• SHORT TASK:
Identify and pull out each line of the entries in which "Connection" occurs.
::::
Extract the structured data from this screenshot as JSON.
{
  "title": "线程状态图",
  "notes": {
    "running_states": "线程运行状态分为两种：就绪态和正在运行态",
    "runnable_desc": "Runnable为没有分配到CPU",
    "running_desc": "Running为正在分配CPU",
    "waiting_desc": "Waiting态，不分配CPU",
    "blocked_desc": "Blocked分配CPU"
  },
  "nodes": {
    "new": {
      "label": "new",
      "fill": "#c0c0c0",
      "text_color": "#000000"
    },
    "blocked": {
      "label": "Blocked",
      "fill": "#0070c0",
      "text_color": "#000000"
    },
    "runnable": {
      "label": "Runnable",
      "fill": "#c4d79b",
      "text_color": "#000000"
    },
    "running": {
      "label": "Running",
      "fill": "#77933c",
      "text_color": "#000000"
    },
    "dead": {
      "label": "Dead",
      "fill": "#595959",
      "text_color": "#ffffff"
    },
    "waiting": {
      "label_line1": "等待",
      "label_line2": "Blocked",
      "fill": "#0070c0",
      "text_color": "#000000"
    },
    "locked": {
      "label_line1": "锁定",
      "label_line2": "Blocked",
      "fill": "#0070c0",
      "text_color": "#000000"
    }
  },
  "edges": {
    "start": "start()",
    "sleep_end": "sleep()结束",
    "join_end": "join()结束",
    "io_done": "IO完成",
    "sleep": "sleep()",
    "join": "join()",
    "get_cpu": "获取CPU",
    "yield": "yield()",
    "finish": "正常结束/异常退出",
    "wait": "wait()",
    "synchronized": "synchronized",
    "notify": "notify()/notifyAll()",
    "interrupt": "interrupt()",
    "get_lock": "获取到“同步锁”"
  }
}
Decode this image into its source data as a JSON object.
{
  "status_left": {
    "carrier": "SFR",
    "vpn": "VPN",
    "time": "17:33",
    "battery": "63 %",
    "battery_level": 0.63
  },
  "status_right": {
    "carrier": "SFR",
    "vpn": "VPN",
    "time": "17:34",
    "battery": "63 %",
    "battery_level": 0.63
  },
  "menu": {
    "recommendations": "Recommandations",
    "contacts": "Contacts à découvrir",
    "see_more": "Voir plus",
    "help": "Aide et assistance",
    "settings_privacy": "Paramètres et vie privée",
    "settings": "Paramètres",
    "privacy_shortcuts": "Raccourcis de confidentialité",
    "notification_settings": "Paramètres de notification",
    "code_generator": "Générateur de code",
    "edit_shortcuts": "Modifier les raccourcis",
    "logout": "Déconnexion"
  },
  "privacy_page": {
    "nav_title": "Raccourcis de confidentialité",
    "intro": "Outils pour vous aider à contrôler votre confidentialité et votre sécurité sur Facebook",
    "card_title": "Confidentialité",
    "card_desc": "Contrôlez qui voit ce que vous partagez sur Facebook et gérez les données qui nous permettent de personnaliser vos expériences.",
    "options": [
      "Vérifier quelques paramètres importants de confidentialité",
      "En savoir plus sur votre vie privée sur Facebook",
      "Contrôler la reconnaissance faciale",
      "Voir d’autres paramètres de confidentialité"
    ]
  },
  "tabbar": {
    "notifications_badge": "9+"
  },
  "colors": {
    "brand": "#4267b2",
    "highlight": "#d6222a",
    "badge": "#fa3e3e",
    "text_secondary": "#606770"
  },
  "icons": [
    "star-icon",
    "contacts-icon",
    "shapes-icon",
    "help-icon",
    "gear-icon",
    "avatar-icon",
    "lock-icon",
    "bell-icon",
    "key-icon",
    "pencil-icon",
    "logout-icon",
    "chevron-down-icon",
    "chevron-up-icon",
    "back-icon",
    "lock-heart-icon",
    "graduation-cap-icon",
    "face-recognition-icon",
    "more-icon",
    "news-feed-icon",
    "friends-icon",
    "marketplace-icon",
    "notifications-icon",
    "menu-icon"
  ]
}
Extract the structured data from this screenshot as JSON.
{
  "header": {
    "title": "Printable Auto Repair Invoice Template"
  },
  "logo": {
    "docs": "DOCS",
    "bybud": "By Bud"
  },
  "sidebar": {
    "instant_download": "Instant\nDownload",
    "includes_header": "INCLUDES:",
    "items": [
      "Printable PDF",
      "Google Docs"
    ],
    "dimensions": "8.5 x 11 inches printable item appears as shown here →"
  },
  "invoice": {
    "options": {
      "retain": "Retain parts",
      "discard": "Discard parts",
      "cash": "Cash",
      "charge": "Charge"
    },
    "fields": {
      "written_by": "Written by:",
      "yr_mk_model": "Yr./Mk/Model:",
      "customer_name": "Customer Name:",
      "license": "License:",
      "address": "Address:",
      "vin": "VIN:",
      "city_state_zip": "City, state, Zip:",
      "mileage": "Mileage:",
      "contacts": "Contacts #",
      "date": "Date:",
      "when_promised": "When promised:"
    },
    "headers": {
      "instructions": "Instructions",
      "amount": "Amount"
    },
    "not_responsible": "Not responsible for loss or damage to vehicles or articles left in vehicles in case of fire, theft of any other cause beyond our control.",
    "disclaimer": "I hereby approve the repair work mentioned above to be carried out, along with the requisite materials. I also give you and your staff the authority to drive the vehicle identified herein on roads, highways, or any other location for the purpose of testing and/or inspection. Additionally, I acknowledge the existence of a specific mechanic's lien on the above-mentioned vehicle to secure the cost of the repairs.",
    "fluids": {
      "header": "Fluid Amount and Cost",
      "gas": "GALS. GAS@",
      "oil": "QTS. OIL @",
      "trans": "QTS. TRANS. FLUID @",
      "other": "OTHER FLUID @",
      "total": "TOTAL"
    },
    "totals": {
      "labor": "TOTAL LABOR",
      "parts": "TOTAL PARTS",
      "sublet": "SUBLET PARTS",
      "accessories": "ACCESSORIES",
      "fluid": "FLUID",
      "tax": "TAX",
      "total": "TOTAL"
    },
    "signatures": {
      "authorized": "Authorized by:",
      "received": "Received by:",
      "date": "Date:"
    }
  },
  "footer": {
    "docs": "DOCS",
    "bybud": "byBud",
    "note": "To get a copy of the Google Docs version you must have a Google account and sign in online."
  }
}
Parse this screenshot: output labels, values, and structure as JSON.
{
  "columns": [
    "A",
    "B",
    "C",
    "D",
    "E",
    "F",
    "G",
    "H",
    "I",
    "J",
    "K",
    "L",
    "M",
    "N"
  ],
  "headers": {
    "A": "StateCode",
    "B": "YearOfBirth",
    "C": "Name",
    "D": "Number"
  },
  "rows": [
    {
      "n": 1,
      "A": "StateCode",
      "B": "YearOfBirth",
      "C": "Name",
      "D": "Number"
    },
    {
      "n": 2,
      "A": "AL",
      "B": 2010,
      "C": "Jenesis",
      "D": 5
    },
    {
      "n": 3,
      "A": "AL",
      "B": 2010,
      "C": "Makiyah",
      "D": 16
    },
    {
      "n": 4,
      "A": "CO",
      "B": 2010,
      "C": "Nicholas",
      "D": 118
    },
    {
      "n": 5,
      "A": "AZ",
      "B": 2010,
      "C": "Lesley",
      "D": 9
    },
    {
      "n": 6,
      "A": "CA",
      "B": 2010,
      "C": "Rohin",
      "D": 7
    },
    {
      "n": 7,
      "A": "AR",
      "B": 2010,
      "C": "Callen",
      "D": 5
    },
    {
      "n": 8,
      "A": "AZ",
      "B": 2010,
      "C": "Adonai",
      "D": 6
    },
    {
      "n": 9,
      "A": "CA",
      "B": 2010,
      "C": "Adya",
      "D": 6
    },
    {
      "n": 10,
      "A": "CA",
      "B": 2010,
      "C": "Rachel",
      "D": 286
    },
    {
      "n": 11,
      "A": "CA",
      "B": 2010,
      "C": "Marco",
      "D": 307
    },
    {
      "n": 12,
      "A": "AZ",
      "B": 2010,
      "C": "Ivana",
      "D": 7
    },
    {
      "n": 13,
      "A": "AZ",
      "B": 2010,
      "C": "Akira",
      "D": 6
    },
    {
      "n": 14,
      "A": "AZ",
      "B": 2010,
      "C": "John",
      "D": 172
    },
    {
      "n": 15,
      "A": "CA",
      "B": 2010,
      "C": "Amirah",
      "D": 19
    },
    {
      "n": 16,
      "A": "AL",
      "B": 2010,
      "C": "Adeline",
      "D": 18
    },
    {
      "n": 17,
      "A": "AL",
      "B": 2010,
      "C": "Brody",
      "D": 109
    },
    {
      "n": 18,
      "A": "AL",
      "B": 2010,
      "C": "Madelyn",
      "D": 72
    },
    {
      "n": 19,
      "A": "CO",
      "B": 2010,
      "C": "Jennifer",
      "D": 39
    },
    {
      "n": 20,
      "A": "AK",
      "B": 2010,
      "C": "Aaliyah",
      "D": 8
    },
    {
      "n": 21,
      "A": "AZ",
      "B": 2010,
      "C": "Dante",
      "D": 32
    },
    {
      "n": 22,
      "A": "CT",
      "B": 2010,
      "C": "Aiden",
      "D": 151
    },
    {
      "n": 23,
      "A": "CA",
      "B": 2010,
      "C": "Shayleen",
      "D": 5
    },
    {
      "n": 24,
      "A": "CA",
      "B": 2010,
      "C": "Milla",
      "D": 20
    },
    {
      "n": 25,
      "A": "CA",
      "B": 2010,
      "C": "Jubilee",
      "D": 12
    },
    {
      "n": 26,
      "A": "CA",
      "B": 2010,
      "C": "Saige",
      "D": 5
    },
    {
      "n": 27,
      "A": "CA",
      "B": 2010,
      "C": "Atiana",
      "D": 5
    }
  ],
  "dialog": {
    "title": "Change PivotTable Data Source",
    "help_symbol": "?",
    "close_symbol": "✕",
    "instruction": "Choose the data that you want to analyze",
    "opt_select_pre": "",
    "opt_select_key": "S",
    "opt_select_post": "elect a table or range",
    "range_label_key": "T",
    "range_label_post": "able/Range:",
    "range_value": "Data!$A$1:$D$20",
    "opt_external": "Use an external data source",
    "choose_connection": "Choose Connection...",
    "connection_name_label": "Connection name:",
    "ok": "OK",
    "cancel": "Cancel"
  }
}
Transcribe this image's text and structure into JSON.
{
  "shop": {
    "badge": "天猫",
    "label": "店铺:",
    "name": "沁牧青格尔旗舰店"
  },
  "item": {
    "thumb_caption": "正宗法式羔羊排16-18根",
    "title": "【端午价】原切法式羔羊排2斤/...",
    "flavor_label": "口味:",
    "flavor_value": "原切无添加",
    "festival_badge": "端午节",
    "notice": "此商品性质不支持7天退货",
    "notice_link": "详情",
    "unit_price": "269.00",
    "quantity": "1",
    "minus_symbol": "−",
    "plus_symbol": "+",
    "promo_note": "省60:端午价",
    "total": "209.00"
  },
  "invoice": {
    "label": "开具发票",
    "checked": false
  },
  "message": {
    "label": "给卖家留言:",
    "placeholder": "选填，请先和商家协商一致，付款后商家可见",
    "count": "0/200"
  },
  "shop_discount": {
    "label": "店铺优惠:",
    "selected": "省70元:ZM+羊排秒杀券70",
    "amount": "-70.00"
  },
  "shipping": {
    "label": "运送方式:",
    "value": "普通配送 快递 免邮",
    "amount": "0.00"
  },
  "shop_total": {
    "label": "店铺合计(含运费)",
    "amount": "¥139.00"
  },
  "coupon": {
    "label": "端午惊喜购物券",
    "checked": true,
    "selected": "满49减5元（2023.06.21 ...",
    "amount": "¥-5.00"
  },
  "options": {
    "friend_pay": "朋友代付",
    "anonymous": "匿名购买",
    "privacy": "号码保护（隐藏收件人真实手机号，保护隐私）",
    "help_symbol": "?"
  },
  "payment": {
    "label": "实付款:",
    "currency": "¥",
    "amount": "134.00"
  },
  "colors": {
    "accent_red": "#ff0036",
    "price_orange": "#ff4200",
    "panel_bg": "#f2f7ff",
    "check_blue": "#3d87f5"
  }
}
::::
• THE RESPONSE:
    "choose_connection": "Choose Connection...",
    "connection_name_label": "Connection name:",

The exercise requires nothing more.